DO THIS
Copy out every record below with complete accuracy.

#####

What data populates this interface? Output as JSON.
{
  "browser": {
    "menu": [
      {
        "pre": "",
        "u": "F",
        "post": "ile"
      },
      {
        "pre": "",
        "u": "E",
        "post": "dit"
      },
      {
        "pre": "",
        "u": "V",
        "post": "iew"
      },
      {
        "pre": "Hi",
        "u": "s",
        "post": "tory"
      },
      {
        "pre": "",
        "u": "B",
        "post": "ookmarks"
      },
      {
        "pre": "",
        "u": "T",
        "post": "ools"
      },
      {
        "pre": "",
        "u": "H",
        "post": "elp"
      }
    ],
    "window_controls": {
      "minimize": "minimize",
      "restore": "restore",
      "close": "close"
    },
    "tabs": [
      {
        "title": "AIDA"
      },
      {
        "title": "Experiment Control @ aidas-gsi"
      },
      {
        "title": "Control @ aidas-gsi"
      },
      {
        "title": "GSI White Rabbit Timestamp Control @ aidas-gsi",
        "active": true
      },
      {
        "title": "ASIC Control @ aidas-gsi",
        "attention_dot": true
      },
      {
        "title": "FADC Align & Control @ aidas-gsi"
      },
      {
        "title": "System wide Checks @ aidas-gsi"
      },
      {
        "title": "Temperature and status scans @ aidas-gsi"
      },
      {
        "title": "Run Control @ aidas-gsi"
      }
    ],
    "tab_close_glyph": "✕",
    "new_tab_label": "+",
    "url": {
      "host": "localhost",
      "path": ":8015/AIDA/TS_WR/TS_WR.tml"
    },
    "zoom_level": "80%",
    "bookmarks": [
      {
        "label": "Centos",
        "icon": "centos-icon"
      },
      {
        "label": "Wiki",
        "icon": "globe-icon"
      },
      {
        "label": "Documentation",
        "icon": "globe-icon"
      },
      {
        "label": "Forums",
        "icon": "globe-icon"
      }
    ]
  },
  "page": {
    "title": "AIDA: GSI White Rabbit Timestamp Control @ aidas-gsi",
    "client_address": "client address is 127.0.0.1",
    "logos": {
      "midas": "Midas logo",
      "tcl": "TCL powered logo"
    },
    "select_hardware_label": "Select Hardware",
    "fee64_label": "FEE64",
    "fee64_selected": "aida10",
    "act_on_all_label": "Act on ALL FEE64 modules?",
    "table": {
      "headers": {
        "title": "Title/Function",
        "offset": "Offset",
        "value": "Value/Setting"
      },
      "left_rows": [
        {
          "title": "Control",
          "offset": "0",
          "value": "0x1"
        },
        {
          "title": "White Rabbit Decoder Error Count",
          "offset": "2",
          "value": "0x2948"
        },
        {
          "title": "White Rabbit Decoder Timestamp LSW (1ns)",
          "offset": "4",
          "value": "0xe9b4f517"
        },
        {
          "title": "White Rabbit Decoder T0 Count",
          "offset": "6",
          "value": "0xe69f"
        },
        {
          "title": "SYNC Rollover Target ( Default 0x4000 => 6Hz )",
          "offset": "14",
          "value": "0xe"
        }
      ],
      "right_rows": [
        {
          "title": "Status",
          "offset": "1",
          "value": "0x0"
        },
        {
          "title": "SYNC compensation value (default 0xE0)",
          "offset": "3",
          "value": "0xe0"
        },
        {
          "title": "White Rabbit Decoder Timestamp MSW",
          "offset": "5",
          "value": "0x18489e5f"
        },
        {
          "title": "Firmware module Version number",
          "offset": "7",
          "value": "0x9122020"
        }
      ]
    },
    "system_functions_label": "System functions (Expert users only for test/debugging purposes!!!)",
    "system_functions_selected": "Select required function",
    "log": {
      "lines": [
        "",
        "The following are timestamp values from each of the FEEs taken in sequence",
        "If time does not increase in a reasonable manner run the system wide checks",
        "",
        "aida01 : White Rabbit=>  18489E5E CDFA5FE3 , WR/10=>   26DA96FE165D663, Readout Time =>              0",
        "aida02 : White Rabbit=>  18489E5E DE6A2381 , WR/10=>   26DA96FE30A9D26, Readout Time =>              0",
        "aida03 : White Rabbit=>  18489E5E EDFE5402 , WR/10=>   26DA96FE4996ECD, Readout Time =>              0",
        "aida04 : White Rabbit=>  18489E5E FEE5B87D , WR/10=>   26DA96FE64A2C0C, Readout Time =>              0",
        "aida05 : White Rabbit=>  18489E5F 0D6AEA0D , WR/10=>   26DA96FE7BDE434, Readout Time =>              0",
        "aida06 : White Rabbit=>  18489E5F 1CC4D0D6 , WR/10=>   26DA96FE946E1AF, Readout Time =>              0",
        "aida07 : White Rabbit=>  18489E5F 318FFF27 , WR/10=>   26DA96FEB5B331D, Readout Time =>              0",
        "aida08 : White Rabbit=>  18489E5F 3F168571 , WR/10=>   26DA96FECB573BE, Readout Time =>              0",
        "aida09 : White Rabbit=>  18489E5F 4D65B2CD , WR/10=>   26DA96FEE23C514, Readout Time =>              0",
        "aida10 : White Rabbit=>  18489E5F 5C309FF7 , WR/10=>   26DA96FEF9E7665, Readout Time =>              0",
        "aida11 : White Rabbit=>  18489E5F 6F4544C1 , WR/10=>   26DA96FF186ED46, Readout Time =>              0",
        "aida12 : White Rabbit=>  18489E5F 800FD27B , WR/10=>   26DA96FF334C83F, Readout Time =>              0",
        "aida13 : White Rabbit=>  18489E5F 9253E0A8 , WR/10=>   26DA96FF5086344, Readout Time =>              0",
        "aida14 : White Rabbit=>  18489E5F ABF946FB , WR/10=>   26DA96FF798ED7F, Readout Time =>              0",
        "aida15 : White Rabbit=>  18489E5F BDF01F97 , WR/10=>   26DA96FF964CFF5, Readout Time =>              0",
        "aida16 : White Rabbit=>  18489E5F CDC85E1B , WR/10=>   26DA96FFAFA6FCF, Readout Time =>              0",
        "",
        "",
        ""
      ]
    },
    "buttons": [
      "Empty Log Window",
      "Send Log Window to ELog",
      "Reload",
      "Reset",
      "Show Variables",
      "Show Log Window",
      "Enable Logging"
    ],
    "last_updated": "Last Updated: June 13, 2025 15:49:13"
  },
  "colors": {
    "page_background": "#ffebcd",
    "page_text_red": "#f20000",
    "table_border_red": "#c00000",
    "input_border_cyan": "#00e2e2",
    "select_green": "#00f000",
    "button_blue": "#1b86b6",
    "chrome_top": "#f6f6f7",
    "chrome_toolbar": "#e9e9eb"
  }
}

#####

RESPONSE TO THIS TASK
What data populates this interface? Output as JSON.
{
  "browser": {
    "menu": [
      {
        "pre": "",
        "u": "F",
        "post": "ile"
      },
      {
        "pre": "",
        "u": "E",
        "post": "dit"
      },
      {
        "pre": "",
        "u": "V",
        "post": "iew"
      },
      {
        "pre": "Hi",
        "u": "s",
        "post": "tory"
      },
      {
        "pre": "",
        "u": "B",
        "post": "ookmarks"
      },
      {
        "pre": "",
        "u": "T",
        "post": "ools"
      },
      {
        "pre": "",
        "u": "H",
        "post": "elp"
      }
    ],
    "window_controls": {
      "minimize": "minimize",
      "restore": "restore",
      "close": "close"
    },
    "tabs": [
      {
        "title": "AIDA"
      },
      {
        "title": "Experiment Control @ aidas-gsi"
      },
      {
        "title": "Control @ aidas-gsi"
      },
      {
        "title": "GSI White Rabbit Timestamp Control @ aidas-gsi",
        "active": true
      },
      {
        "title": "ASIC Control @ aidas-gsi",
        "attention_dot": true
      },
      {
        "title": "FADC Align & Control @ aidas-gsi"
      },
      {
        "title": "System wide Checks @ aidas-gsi"
      },
      {
        "title": "Temperature and status scans @ aidas-gsi"
      },
      {
        "title": "Run Control @ aidas-gsi"
      }
    ],
    "tab_close_glyph": "✕",
    "new_tab_label": "+",
    "url": {
      "host": "localhost",
      "path": ":8015/AIDA/TS_WR/TS_WR.tml"
    },
    "zoom_level": "80%",
    "bookmarks": [
      {
        "label": "Centos",
        "icon": "centos-icon"
      },
      {
        "label": "Wiki",
        "icon": "globe-icon"
      },
      {
        "label": "Documentation",
        "icon": "globe-icon"
      },
      {
        "label": "Forums",
        "icon": "globe-icon"
      }
    ]
  },
  "page": {
    "title": "AIDA: GSI White Rabbit Timestamp Control @ aidas-gsi",
    "client_address": "client address is 127.0.0.1",
    "logos": {
      "midas": "Midas logo",
      "tcl": "TCL powered logo"
    },
    "select_hardware_label": "Select Hardware",
    "fee64_label": "FEE64",
    "fee64_selected": "aida10",
    "act_on_all_label": "Act on ALL FEE64 modules?",
    "table": {
      "headers": {
        "title": "Title/Function",
        "offset": "Offset",
        "value": "Value/Setting"
      },
      "left_rows": [
        {
          "title": "Control",
          "offset": "0",
          "value": "0x1"
        },
        {
          "title": "White Rabbit Decoder Error Count",
          "offset": "2",
          "value": "0x2948"
        },
        {
          "title": "White Rabbit Decoder Timestamp LSW (1ns)",
          "offset": "4",
          "value": "0xe9b4f517"
        },
        {
          "title": "White Rabbit Decoder T0 Count",
          "offset": "6",
          "value": "0xe69f"
        },
        {
          "title": "SYNC Rollover Target ( Default 0x4000 => 6Hz )",
          "offset": "14",
          "value": "0xe"
        }
      ],
      "right_rows": [
        {
          "title": "Status",
          "offset": "1",
          "value": "0x0"
        },
        {
          "title": "SYNC compensation value (default 0xE0)",
          "offset": "3",
          "value": "0xe0"
        },
        {
          "title": "White Rabbit Decoder Timestamp MSW",
          "offset": "5",
          "value": "0x18489e5f"
        },
        {
          "title": "Firmware module Version number",
          "offset": "7",
          "value": "0x9122020"
        }
      ]
    },
    "system_functions_label": "System functions (Expert users only for test/debugging purposes!!!)",
    "system_functions_selected": "Select required function",
    "log": {
      "lines": [
        "",
        "The following are timestamp values from each of the FEEs taken in sequence",
        "If time does not increase in a reasonable manner run the system wide checks",
        "",
        "aida01 : White Rabbit=>  18489E5E CDFA5FE3 , WR/10=>   26DA96FE165D663, Readout Time =>              0",
        "aida02 : White Rabbit=>  18489E5E DE6A2381 , WR/10=>   26DA96FE30A9D26, Readout Time =>              0",
        "aida03 : White Rabbit=>  18489E5E EDFE5402 , WR/10=>   26DA96FE4996ECD, Readout Time =>              0",
        "aida04 : White Rabbit=>  18489E5E FEE5B87D , WR/10=>   26DA96FE64A2C0C, Readout Time =>              0",
        "aida05 : White Rabbit=>  18489E5F 0D6AEA0D , WR/10=>   26DA96FE7BDE434, Readout Time =>              0",
        "aida06 : White Rabbit=>  18489E5F 1CC4D0D6 , WR/10=>   26DA96FE946E1AF, Readout Time =>              0",
        "aida07 : White Rabbit=>  18489E5F 318FFF27 , WR/10=>   26DA96FEB5B331D, Readout Time =>              0",
        "aida08 : White Rabbit=>  18489E5F 3F168571 , WR/10=>   26DA96FECB573BE, Readout Time =>              0",
        "aida09 : White Rabbit=>  18489E5F 4D65B2CD , WR/10=>   26DA96FEE23C514, Readout Time =>              0",
        "aida10 : White Rabbit=>  18489E5F 5C309FF7 , WR/10=>   26DA96FEF9E7665, Readout Time =>              0",
        "aida11 : White Rabbit=>  18489E5F 6F4544C1 , WR/10=>   26DA96FF186ED46, Readout Time =>              0",
        "aida12 : White Rabbit=>  18489E5F 800FD27B , WR/10=>   26DA96FF334C83F, Readout Time =>              0",
        "aida13 : White Rabbit=>  18489E5F 9253E0A8 , WR/10=>   26DA96FF5086344, Readout Time =>              0",
        "aida14 : White Rabbit=>  18489E5F ABF946FB , WR/10=>   26DA96FF798ED7F, Readout Time =>              0",
        "aida15 : White Rabbit=>  18489E5F BDF01F97 , WR/10=>   26DA96FF964CFF5, Readout Time =>              0",
        "aida16 : White Rabbit=>  18489E5F CDC85E1B , WR/10=>   26DA96FFAFA6FCF, Readout Time =>              0",
        "",
        "",
        ""
      ]
    },
    "buttons": [
      "Empty Log Window",
      "Send Log Window to ELog",
      "Reload",
      "Reset",
      "Show Variables",
      "Show Log Window",
      "Enable Logging"
    ],
    "last_updated": "Last Updated: June 13, 2025 15:49:13"
  },
  "colors": {
    "page_background": "#ffebcd",
    "page_text_red": "#f20000",
    "table_border_red": "#c00000",
    "input_border_cyan": "#00e2e2",
    "select_green": "#00f000",
    "button_blue": "#1b86b6",
    "chrome_top": "#f6f6f7",
    "chrome_toolbar": "#e9e9eb"
  }
}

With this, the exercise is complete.